**Prompt:** What is the number of lines in the data holding the word "nicht"? Give that number by itself.

Stored dataset items:
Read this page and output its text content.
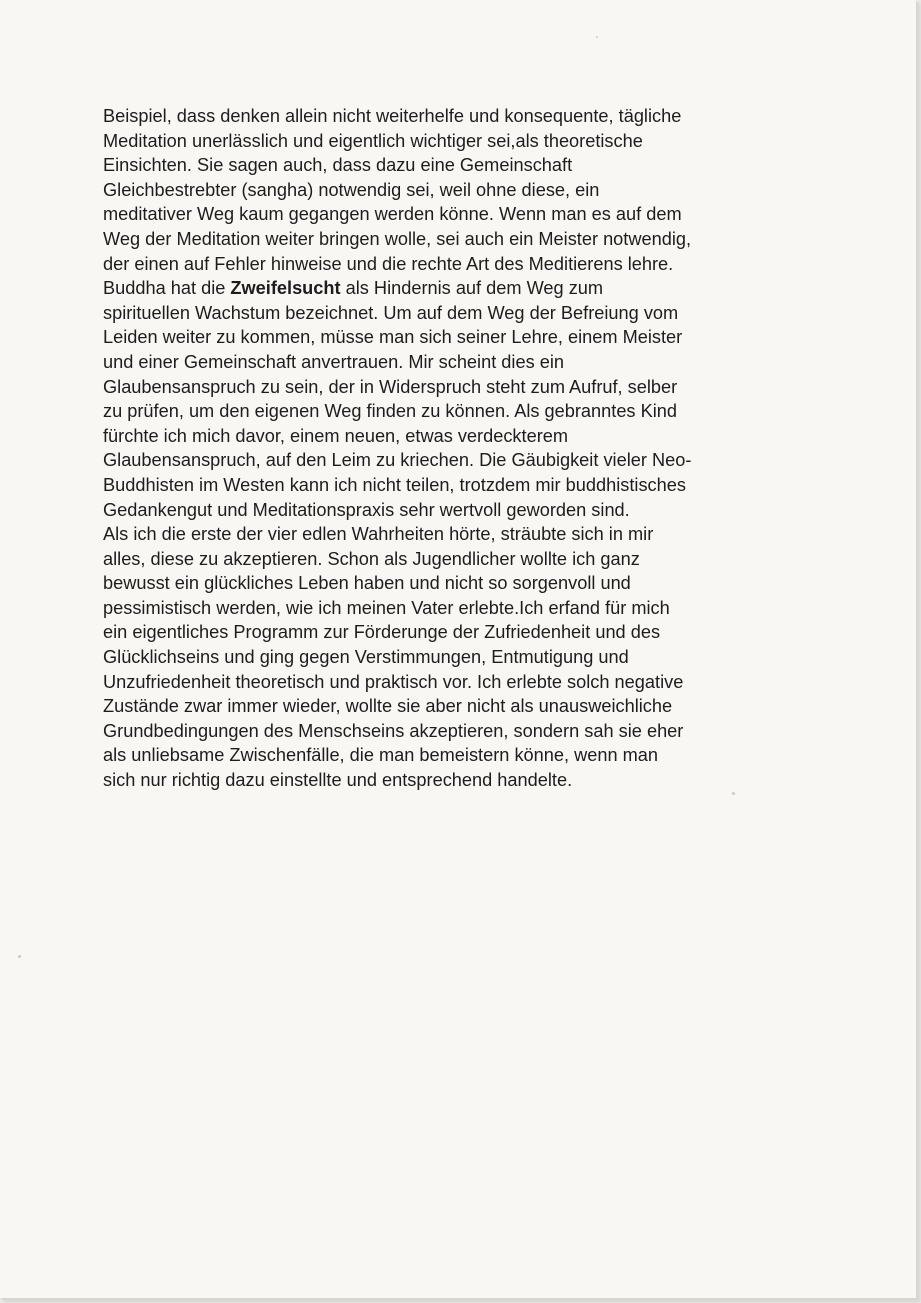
Beispiel, dass denken allein nicht weiterhelfe und konsequente, tägliche
Meditation unerlässlich und eigentlich wichtiger sei,als theoretische
Einsichten. Sie sagen auch, dass dazu eine Gemeinschaft
Gleichbestrebter (sangha) notwendig sei, weil ohne diese, ein
meditativer Weg kaum gegangen werden könne. Wenn man es auf dem
Weg der Meditation weiter bringen wolle, sei auch ein Meister notwendig,
der einen auf Fehler hinweise und die rechte Art des Meditierens lehre.
Buddha hat die Zweifelsucht als Hindernis auf dem Weg zum
spirituellen Wachstum bezeichnet. Um auf dem Weg der Befreiung vom
Leiden weiter zu kommen, müsse man sich seiner Lehre, einem Meister
und einer Gemeinschaft anvertrauen. Mir scheint dies ein
Glaubensanspruch zu sein, der in Widerspruch steht zum Aufruf, selber
zu prüfen, um den eigenen Weg finden zu können. Als gebranntes Kind
fürchte ich mich davor, einem neuen, etwas verdeckterem
Glaubensanspruch, auf den Leim zu kriechen. Die Gäubigkeit vieler Neo-
Buddhisten im Westen kann ich nicht teilen, trotzdem mir buddhistisches
Gedankengut und Meditationspraxis sehr wertvoll geworden sind.
Als ich die erste der vier edlen Wahrheiten hörte, sträubte sich in mir
alles, diese zu akzeptieren. Schon als Jugendlicher wollte ich ganz
bewusst ein glückliches Leben haben und nicht so sorgenvoll und
pessimistisch werden, wie ich meinen Vater erlebte.Ich erfand für mich
ein eigentliches Programm zur Förderunge der Zufriedenheit und des
Glücklichseins und ging gegen Verstimmungen, Entmutigung und
Unzufriedenheit theoretisch und praktisch vor. Ich erlebte solch negative
Zustände zwar immer wieder, wollte sie aber nicht als unausweichliche
Grundbedingungen des Menschseins akzeptieren, sondern sah sie eher
als unliebsame Zwischenfälle, die man bemeistern könne, wenn man
sich nur richtig dazu einstellte und entsprechend handelte.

**The result:** 4